:: Record set

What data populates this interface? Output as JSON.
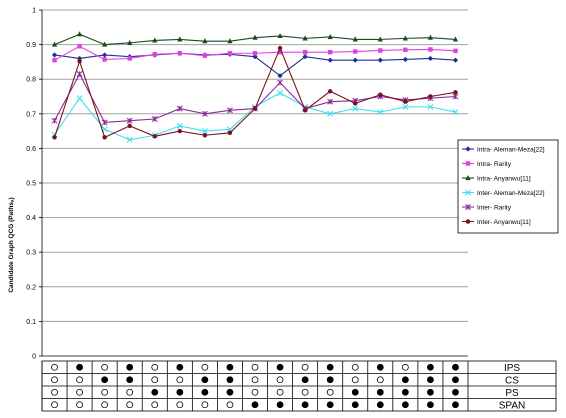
{
  "chart_data": {
    "type": "line",
    "title": "",
    "xlabel": "",
    "ylabel": "Candidate Graph QCG (Pathsₐ)",
    "ylim": [
      0,
      1
    ],
    "yticks": [
      "0",
      "0.1",
      "0.2",
      "0.3",
      "0.4",
      "0.5",
      "0.6",
      "0.7",
      "0.8",
      "0.9",
      "1"
    ],
    "grid": true,
    "legend_position": "right",
    "x": [
      1,
      2,
      3,
      4,
      5,
      6,
      7,
      8,
      9,
      10,
      11,
      12,
      13,
      14,
      15,
      16,
      17
    ],
    "series": [
      {
        "name": "Intra- Aleman-Meza[22]",
        "color": "#1f2f8f",
        "marker": "diamond",
        "values": [
          0.87,
          0.86,
          0.87,
          0.865,
          0.87,
          0.875,
          0.87,
          0.872,
          0.865,
          0.81,
          0.865,
          0.855,
          0.855,
          0.855,
          0.857,
          0.86,
          0.855
        ]
      },
      {
        "name": "Intra- Rarity",
        "color": "#e040e0",
        "marker": "square",
        "values": [
          0.855,
          0.895,
          0.857,
          0.86,
          0.872,
          0.875,
          0.868,
          0.875,
          0.875,
          0.878,
          0.878,
          0.878,
          0.88,
          0.883,
          0.885,
          0.886,
          0.882
        ]
      },
      {
        "name": "Intra- Anyanwu[11]",
        "color": "#1a4a1a",
        "marker": "triangle",
        "values": [
          0.9,
          0.93,
          0.9,
          0.905,
          0.912,
          0.915,
          0.91,
          0.91,
          0.92,
          0.925,
          0.918,
          0.922,
          0.915,
          0.915,
          0.918,
          0.92,
          0.915
        ]
      },
      {
        "name": "Inter- Aleman-Meza[22]",
        "color": "#40e0f0",
        "marker": "x",
        "values": [
          0.64,
          0.745,
          0.655,
          0.625,
          0.638,
          0.665,
          0.65,
          0.655,
          0.72,
          0.76,
          0.72,
          0.7,
          0.715,
          0.705,
          0.72,
          0.72,
          0.705
        ]
      },
      {
        "name": "Inter- Rarity",
        "color": "#8a2a9a",
        "marker": "star",
        "values": [
          0.68,
          0.815,
          0.675,
          0.68,
          0.685,
          0.715,
          0.7,
          0.71,
          0.715,
          0.79,
          0.715,
          0.735,
          0.738,
          0.75,
          0.74,
          0.745,
          0.75
        ]
      },
      {
        "name": "Inter- Anyanwu[11]",
        "color": "#7a1020",
        "marker": "circle",
        "values": [
          0.632,
          0.852,
          0.632,
          0.665,
          0.635,
          0.65,
          0.638,
          0.645,
          0.715,
          0.89,
          0.71,
          0.765,
          0.73,
          0.755,
          0.735,
          0.75,
          0.762
        ]
      }
    ],
    "config_table": {
      "rows": [
        {
          "label": "IPS",
          "values": [
            0,
            1,
            0,
            1,
            0,
            1,
            0,
            1,
            0,
            1,
            0,
            1,
            0,
            1,
            0,
            1,
            1
          ]
        },
        {
          "label": "CS",
          "values": [
            0,
            0,
            1,
            1,
            0,
            0,
            1,
            1,
            0,
            0,
            1,
            1,
            0,
            0,
            1,
            1,
            1
          ]
        },
        {
          "label": "PS",
          "values": [
            0,
            0,
            0,
            0,
            1,
            1,
            1,
            1,
            0,
            0,
            0,
            0,
            1,
            1,
            1,
            1,
            1
          ]
        },
        {
          "label": "SPAN",
          "values": [
            0,
            0,
            0,
            0,
            0,
            0,
            0,
            0,
            1,
            1,
            1,
            1,
            1,
            1,
            1,
            1,
            1
          ]
        }
      ]
    }
  }
}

::::

> **Task to carry out**
Only the number is wanted: how many lines above include the word "Aleman"?

> **Solution for this problem**
2